--- Start of Article ---

Faridganj Upazila mauza geocode map

Faridganj (ফরিদগঞ্জ) is an upazila of Chandpur District in Chittagong Division of Bangladesh. It is located between 23°03' and 23°14' north latitudes and in between 90°41' and 90°53' east longitudes.

==Geography==
Faridganj is located at . It has 85,678 households and a total area of 232.22 km^{2}.

==Demographics==

According to the 2022 Bangladeshi census, Faridganj Upazila had 107,187 households and a population of 433,248. 10.39% of the population were under 5 years of age. Faridganj had a literacy rate (age 7 and over) of 79.89%: 80.12% for males and 79.71% for females, and a sex ratio of 84.82 males for every 100 females. 69,956 (16.15%) lived in urban areas.

According to the 2011 Census of Bangladesh, Faridganj Upazila had 85,678 households and a population of 396,683. Of these, 95,352 (24.04%) of its inhabitants were under 10 years of age. Faridganj had a literacy rate (age 7 and over) of 58.09%, compared to the national average of 51.8%, and a sex ratio of 1,175 females per 1,000 males. In Faridganj, 35,090 (8.85%) of the population lived in urban areas.

==Administration==
Faridganj Upazila is divided into Faridganj Municipality and 15 union parishads: Dakshin Faridganj, Dakshin Gobindapur, Dakshin Paik Para, Dakshin Rupsha, Paschim Balithuba, Paschim Char Dukhia, Paschim Gupti, Paschim Subidpur, Purba Balithuba, Purba Char Dukhia, Purba Gupti, Purba Subidpur, Uttar Gobindapur, Uttar Paikpara, and Uttar Rupsha. The union parishads are subdivided into 159 mauzas and 161 villages.

--- End of Article ---

* _Short exercise 1_
Can you return the entries unchanged, from their very first line through the line containing "- figure-caption: Bild", with both of those lines included?

--- Start of Exercise materials ---

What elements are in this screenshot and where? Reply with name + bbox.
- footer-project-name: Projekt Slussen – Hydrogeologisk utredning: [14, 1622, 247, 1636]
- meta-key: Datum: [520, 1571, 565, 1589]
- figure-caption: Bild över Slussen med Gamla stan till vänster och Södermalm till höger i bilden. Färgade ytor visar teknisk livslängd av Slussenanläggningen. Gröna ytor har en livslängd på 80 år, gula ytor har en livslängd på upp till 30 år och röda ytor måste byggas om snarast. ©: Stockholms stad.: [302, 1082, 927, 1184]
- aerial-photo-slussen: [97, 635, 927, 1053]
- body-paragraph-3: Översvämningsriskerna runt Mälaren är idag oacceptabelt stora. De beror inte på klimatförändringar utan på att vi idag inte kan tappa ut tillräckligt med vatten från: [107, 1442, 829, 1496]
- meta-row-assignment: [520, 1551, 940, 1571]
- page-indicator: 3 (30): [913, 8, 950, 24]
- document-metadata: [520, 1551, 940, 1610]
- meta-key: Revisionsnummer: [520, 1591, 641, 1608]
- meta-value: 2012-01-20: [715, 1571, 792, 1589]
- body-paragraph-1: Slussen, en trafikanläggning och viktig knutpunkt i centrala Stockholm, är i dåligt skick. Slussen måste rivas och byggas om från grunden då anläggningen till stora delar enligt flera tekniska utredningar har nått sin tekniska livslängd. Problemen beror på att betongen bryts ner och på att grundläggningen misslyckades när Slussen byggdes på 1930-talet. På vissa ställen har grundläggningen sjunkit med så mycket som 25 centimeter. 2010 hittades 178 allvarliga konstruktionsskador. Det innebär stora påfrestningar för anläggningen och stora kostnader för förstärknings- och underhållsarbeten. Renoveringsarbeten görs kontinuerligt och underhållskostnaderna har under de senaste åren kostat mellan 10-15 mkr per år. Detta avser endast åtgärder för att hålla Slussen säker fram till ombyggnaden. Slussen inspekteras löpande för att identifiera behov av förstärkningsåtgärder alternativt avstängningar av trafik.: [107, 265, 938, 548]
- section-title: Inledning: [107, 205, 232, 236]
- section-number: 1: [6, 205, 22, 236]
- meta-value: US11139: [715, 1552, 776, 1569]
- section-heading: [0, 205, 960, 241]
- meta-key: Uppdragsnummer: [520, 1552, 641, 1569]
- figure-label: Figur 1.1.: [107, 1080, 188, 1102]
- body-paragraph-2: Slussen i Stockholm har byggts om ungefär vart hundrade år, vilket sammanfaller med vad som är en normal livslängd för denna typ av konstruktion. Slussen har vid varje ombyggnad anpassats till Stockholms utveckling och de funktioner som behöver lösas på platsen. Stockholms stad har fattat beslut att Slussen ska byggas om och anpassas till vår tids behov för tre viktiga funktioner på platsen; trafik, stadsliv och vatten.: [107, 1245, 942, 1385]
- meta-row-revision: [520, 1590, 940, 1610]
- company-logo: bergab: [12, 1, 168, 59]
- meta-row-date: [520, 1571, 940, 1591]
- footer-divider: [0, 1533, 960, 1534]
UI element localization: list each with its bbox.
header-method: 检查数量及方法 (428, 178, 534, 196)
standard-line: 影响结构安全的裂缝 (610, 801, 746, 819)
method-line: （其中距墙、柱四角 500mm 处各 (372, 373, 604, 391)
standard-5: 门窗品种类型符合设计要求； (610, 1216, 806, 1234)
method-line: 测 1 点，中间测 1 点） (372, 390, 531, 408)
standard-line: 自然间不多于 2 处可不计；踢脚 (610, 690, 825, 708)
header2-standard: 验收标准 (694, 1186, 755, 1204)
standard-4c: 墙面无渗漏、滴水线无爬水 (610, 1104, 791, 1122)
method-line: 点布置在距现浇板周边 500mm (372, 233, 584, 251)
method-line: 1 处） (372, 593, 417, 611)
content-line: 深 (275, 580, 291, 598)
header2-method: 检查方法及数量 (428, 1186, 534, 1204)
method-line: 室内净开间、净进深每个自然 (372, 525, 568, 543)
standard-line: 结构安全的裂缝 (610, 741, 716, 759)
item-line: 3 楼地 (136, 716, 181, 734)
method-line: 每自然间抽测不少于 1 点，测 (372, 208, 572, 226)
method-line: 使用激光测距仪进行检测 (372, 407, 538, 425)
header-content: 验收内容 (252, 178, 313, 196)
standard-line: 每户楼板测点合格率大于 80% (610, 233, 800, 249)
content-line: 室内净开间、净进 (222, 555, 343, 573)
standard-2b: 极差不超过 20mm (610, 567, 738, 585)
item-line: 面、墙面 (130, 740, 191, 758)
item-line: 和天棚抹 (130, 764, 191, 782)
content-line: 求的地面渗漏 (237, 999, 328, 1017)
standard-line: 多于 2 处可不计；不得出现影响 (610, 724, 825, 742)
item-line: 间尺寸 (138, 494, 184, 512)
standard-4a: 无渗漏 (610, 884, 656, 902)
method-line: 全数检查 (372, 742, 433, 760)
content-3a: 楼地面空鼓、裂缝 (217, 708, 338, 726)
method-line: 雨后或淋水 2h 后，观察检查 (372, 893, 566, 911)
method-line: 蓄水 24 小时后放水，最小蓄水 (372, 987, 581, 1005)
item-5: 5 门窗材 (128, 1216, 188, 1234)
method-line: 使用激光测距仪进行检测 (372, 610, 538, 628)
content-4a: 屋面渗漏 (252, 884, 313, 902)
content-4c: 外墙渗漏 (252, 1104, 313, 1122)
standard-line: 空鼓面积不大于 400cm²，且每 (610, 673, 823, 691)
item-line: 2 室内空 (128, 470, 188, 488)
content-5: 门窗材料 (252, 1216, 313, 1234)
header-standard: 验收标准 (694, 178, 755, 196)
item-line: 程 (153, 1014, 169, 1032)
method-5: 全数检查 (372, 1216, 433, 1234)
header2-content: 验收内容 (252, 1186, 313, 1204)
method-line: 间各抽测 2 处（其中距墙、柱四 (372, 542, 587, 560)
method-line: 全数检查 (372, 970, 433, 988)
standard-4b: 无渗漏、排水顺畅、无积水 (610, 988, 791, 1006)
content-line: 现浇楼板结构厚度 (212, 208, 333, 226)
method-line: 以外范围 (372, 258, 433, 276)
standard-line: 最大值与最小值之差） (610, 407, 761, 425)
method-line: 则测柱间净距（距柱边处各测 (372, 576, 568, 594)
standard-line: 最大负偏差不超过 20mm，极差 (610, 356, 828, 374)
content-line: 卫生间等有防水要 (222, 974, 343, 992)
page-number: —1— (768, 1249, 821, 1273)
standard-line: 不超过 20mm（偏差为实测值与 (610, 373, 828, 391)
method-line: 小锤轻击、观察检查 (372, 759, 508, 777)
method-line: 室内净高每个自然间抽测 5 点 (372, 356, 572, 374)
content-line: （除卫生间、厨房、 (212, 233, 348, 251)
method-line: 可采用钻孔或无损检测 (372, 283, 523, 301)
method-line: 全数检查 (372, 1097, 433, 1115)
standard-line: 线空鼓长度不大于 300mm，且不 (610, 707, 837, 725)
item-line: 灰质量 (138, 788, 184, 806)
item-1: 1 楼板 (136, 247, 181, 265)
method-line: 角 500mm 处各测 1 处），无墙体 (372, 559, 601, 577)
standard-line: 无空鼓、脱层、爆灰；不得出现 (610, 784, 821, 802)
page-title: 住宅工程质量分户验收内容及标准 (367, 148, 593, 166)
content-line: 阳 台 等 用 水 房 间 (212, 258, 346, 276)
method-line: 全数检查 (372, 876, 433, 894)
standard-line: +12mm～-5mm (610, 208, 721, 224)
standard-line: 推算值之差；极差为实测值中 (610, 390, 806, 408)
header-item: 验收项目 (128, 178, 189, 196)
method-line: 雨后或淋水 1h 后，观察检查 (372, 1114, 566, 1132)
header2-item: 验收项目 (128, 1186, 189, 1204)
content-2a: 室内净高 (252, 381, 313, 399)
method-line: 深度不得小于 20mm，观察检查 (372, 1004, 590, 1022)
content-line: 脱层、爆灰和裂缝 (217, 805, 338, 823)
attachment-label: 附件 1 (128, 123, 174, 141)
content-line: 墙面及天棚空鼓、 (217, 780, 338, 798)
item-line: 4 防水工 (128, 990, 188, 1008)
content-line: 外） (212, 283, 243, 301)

--- End of Exercise materials ---

* _Short exercise 2_
Could you resume the Faridganj Upazila article from the point where it stops?

* _Response 1_
What elements are in this screenshot and where? Reply with name + bbox.
- footer-project-name: Projekt Slussen – Hydrogeologisk utredning: [14, 1622, 247, 1636]
- meta-key: Datum: [520, 1571, 565, 1589]
- figure-caption: Bild över Slussen med Gamla stan till vänster och Södermalm till höger i bilden. Färgade ytor visar teknisk livslängd av Slussenanläggningen. Gröna ytor har en livslängd på 80 år, gula ytor har en livslängd på upp till 30 år och röda ytor måste byggas om snarast. ©: Stockholms stad.: [302, 1082, 927, 1184]

* _Response 2_
Faridganj Municipality is subdivided into 9 wards and 21 mahallas.

==Education==

There are four colleges in the upazila. They include Faridganj Bangabandhu Degree College, founded in 1970, Gallak Adarsha College (1994), and Gridakalindia Hazera Hasmath Degree College (1995).

According to Banglapedia, notable secondary schools include Baragaon High School (founded 1899), Basara High School (1926), Chandra Imam Ali High School and College (1918), Grehakalindia High School (1926), Kaonia Shaheed Habibullah High School (1926), Paikpara U.G High School (1913), and Rupsa Ahmadia High School (1913).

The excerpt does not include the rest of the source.